Start of Dataset records

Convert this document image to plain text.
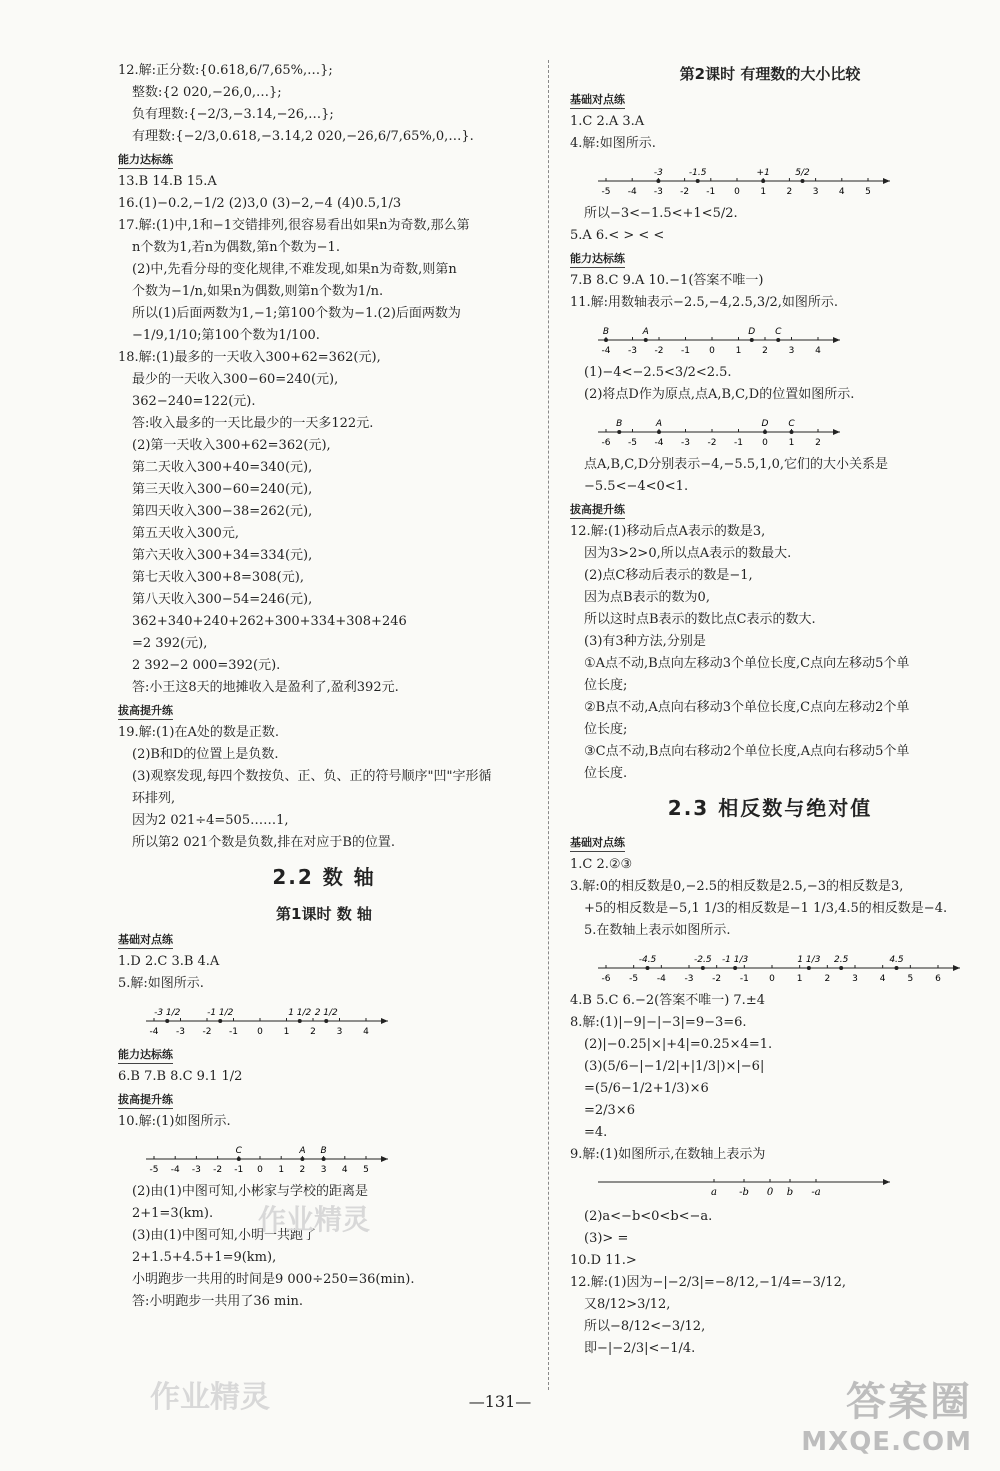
12.解:正分数:{0.618,6/7,65%,…};
整数:{2 020,−26,0,…};
负有理数:{−2/3,−3.14,−26,…};
有理数:{−2/3,0.618,−3.14,2 020,−26,6/7,65%,0,…}.
能力达标练
13.B 14.B 15.A
16.(1)−0.2,−1/2 (2)3,0 (3)−2,−4 (4)0.5,1/3
17.解:(1)中,1和−1交错排列,很容易看出如果n为奇数,那么第
n个数为1,若n为偶数,第n个数为−1.
(2)中,先看分母的变化规律,不难发现,如果n为奇数,则第n
个数为−1/n,如果n为偶数,则第n个数为1/n.
所以(1)后面两数为1,−1;第100个数为−1.(2)后面两数为
−1/9,1/10;第100个数为1/100.
18.解:(1)最多的一天收入300+62=362(元),
最少的一天收入300−60=240(元),
362−240=122(元).
答:收入最多的一天比最少的一天多122元.
(2)第一天收入300+62=362(元),
第二天收入300+40=340(元),
第三天收入300−60=240(元),
第四天收入300−38=262(元),
第五天收入300元,
第六天收入300+34=334(元),
第七天收入300+8=308(元),
第八天收入300−54=246(元),
362+340+240+262+300+334+308+246
=2 392(元),
2 392−2 000=392(元).
答:小王这8天的地摊收入是盈利了,盈利392元.
拔高提升练
19.解:(1)在A处的数是正数.
(2)B和D的位置上是负数.
(3)观察发现,每四个数按负、正、负、正的符号顺序"凹"字形循
环排列,
因为2 021÷4=505……1,
所以第2 021个数是负数,排在对应于B的位置.
2.2 数 轴
第1课时 数 轴
基础对点练
1.D 2.C 3.B 4.A
5.解:如图所示.
-4 -3 -2 -1 0 1 2 3 4
-3 1/2	-1 1/2	1 1/2 2 1/2
能力达标练
6.B 7.B 8.C 9.1 1/2
拔高提升练
10.解:(1)如图所示.
-5 -4 -3 -2 -1 0 1 2 3 4 5
C	A B
(2)由(1)中图可知,小彬家与学校的距离是
2+1=3(km).
(3)由(1)中图可知,小明一共跑了
2+1.5+4.5+1=9(km),
小明跑步一共用的时间是9 000÷250=36(min).
答:小明跑步一共用了36 min.
第2课时 有理数的大小比较
基础对点练
1.C 2.A 3.A
4.解:如图所示.
-5 -4 -3 -2 -1 0 1 2 3 4 5
-3	-1.5	+1	5/2
所以−3<−1.5<+1<5/2.
5.A 6.< > < <
能力达标练
7.B 8.C 9.A 10.−1(答案不唯一)
11.解:用数轴表示−2.5,−4,2.5,3/2,如图所示.
-4 -3 -2 -1 0 1 2 3 4
B	A	D C
(1)−4<−2.5<3/2<2.5.
(2)将点D作为原点,点A,B,C,D的位置如图所示.
-6 -5 -4 -3 -2 -1 0 1 2
B	A	D C
点A,B,C,D分别表示−4,−5.5,1,0,它们的大小关系是
−5.5<−4<0<1.
拔高提升练
12.解:(1)移动后点A表示的数是3,
因为3>2>0,所以点A表示的数最大.
(2)点C移动后表示的数是−1,
因为点B表示的数为0,
所以这时点B表示的数比点C表示的数大.
(3)有3种方法,分别是
①A点不动,B点向左移动3个单位长度,C点向左移动5个单
位长度;
②B点不动,A点向右移动3个单位长度,C点向左移动2个单
位长度;
③C点不动,B点向右移动2个单位长度,A点向右移动5个单
位长度.
2.3 相反数与绝对值
基础对点练
1.C 2.②③
3.解:0的相反数是0,−2.5的相反数是2.5,−3的相反数是3,
+5的相反数是−5,1 1/3的相反数是−1 1/3,4.5的相反数是−4.
5.在数轴上表示如图所示.
-6 -5 -4 -3 -2 -1 0 1 2 3 4 5 6
-4.5	-2.5 -1 1/3	1 1/3 2.5	4.5
4.B 5.C 6.−2(答案不唯一) 7.±4
8.解:(1)|−9|−|−3|=9−3=6.
(2)|−0.25|×|+4|=0.25×4=1.
(3)(5/6−|−1/2|+|1/3|)×|−6|
=(5/6−1/2+1/3)×6
=2/3×6
=4.
9.解:(1)如图所示,在数轴上表示为
a -b 0 b -a
(2)a<−b<0<b<−a.
(3)> =
10.D 11.>
12.解:(1)因为−|−2/3|=−8/12,−1/4=−3/12,
又8/12>3/12,
所以−8/12<−3/12,
即−|−2/3|<−1/4.
—131—
作业精灵
作业精灵	答案圈
MXQE.COM
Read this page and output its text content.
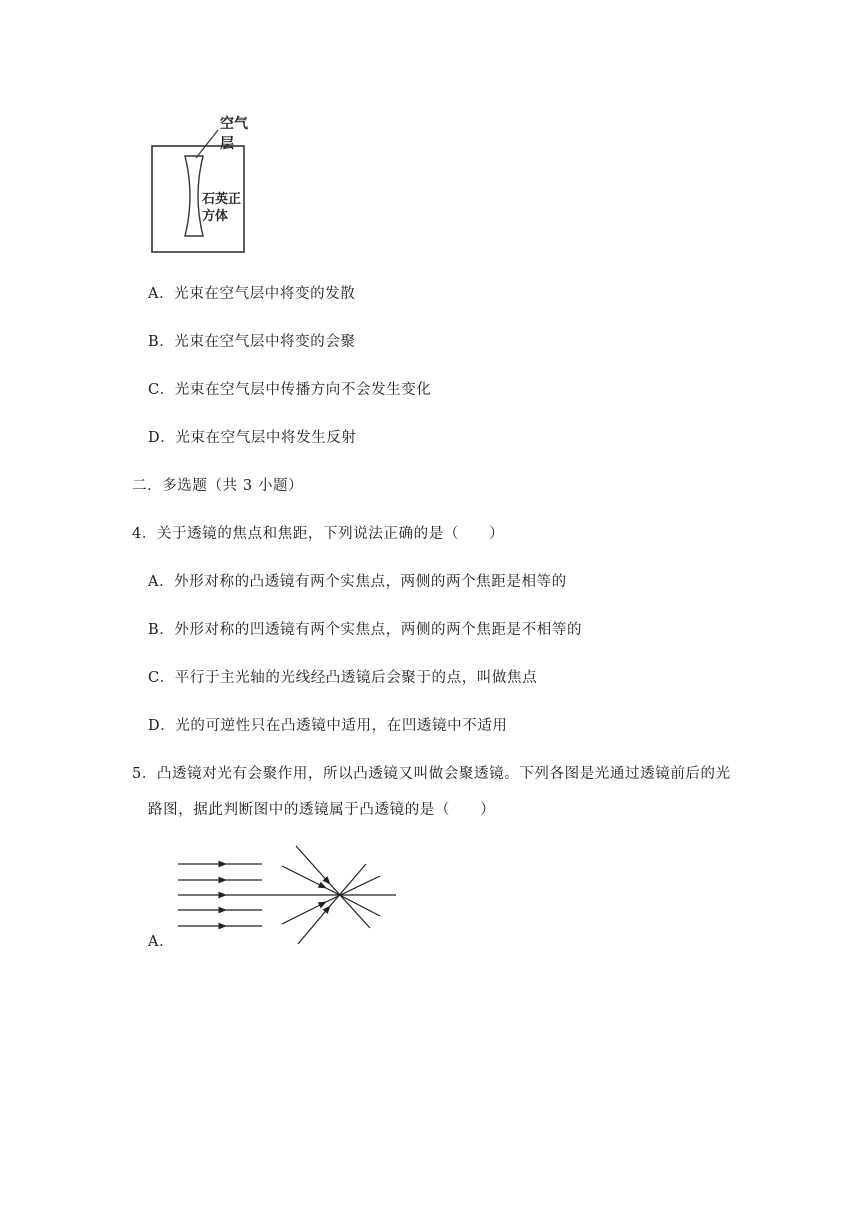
空气层
石英正
方体
A．光束在空气层中将变的发散
B．光束在空气层中将变的会聚
C．光束在空气层中传播方向不会发生变化
D．光束在空气层中将发生反射
二．多选题（共 3 小题）
4．关于透镜的焦点和焦距，下列说法正确的是（　　）
A．外形对称的凸透镜有两个实焦点，两侧的两个焦距是相等的
B．外形对称的凹透镜有两个实焦点，两侧的两个焦距是不相等的
C．平行于主光轴的光线经凸透镜后会聚于的点，叫做焦点
D．光的可逆性只在凸透镜中适用，在凹透镜中不适用
5．凸透镜对光有会聚作用，所以凸透镜又叫做会聚透镜。下列各图是光通过透镜前后的光
路图，据此判断图中的透镜属于凸透镜的是（　　）
A．
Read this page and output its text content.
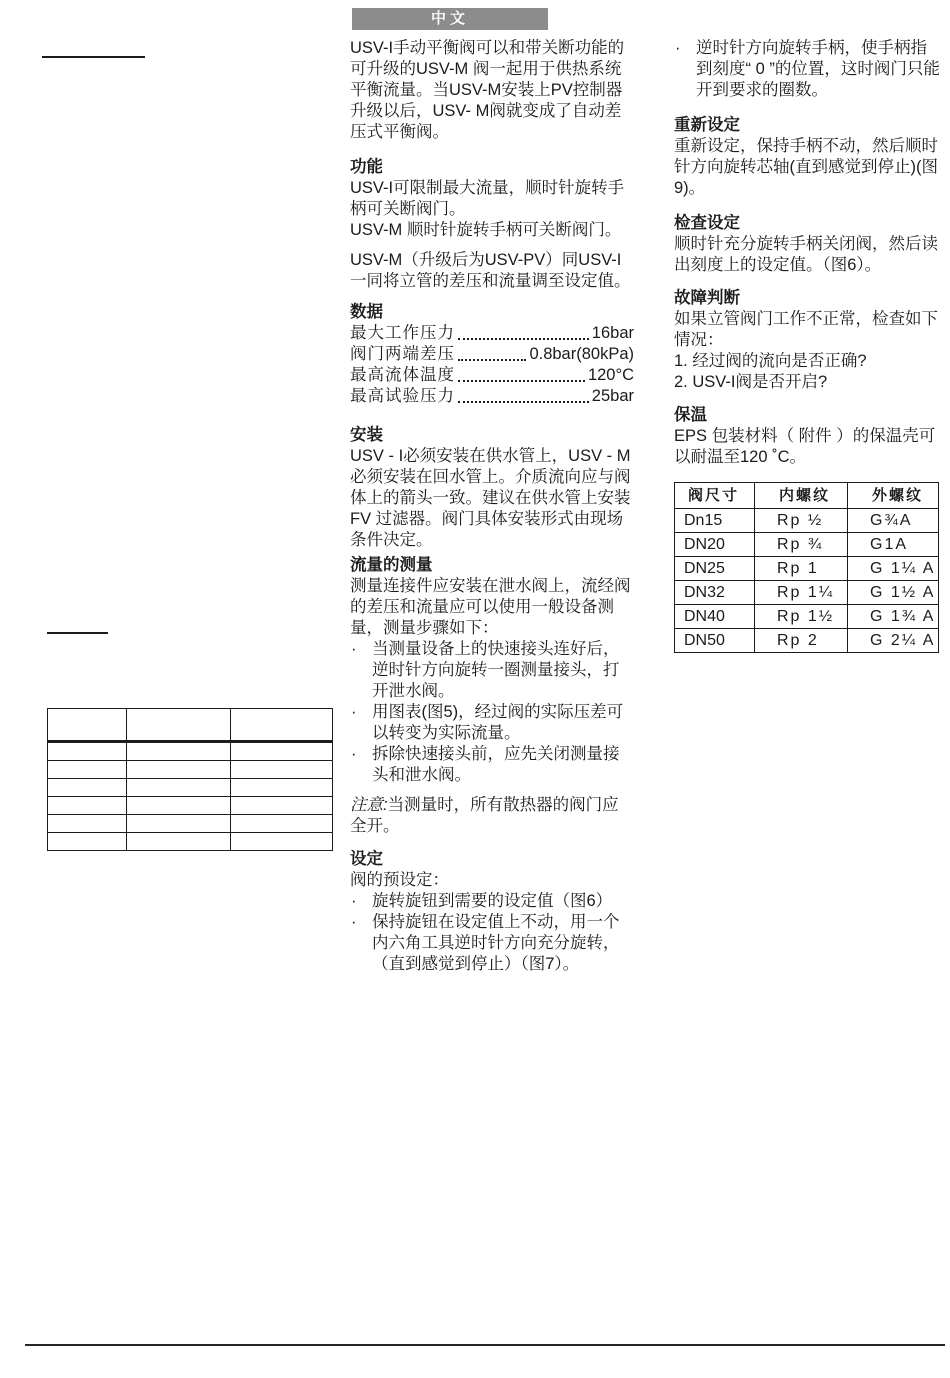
中文

USV-I手动平衡阀可以和带关断功能的可升级的USV-M 阀一起用于供热系统平衡流量。当USV-M安装上PV控制器升级以后，USV- M阀就变成了自动差压式平衡阀。

功能

USV-I可限制最大流量，顺时针旋转手柄可关断阀门。

USV-M 顺时针旋转手柄可关断阀门。

USV-M（升级后为USV-PV）同USV-I一同将立管的差压和流量调至设定值。

数据
最大工作压力	16bar
阀门两端差压	0.8bar(80kPa)
最高流体温度	120°C
最高试验压力	25bar
安装

USV - I必须安装在供水管上，USV - M必须安装在回水管上。介质流向应与阀体上的箭头一致。建议在供水管上安装 FV 过滤器。阀门具体安装形式由现场条件决定。

流量的测量

测量连接件应安装在泄水阀上，流经阀的差压和流量应可以使用一般设备测量，测量步骤如下：

· 当测量设备上的快速接头连好后，逆时针方向旋转一圈测量接头，打开泄水阀。
· 用图表(图5)，经过阀的实际压差可以转变为实际流量。
· 拆除快速接头前，应先关闭测量接头和泄水阀。

注意:当测量时，所有散热器的阀门应全开。

设定

阀的预设定：

· 旋转旋钮到需要的设定值（图6）
· 保持旋钮在设定值上不动，用一个内六角工具逆时针方向充分旋转，（直到感觉到停止）（图7）。
· 逆时针方向旋转手柄，使手柄指到刻度“ 0 ”的位置，这时阀门只能开到要求的圈数。
重新设定

重新设定，保持手柄不动，然后顺时针方向旋转芯轴(直到感觉到停止)(图9)。

检查设定

顺时针充分旋转手柄关闭阀，然后读出刻度上的设定值。（图6）。

故障判断

如果立管阀门工作不正常，检查如下情况：

1. 经过阀的流向是否正确?

2. USV-I阀是否开启?

保温

EPS 包装材料（ 附件 ）的保温壳可以耐温至120 ˚C。

阀尺寸	内螺纹	外螺纹
Dn15	Rp ½	G¾A
DN20	Rp ¾	G1A
DN25	Rp 1	G 1¼ A
DN32	Rp 1¼	G 1½ A
DN40	Rp 1½	G 1¾ A
DN50	Rp 2	G 2¼ A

End of Dataset records

## Instructions for the task
Pull out each line of the records holding the string "顺时针旋转手柄可关断阀门".

## Answer in full
USV-I可限制最大流量，顺时针旋转手柄可关断阀门。
USV-M 顺时针旋转手柄可关断阀门。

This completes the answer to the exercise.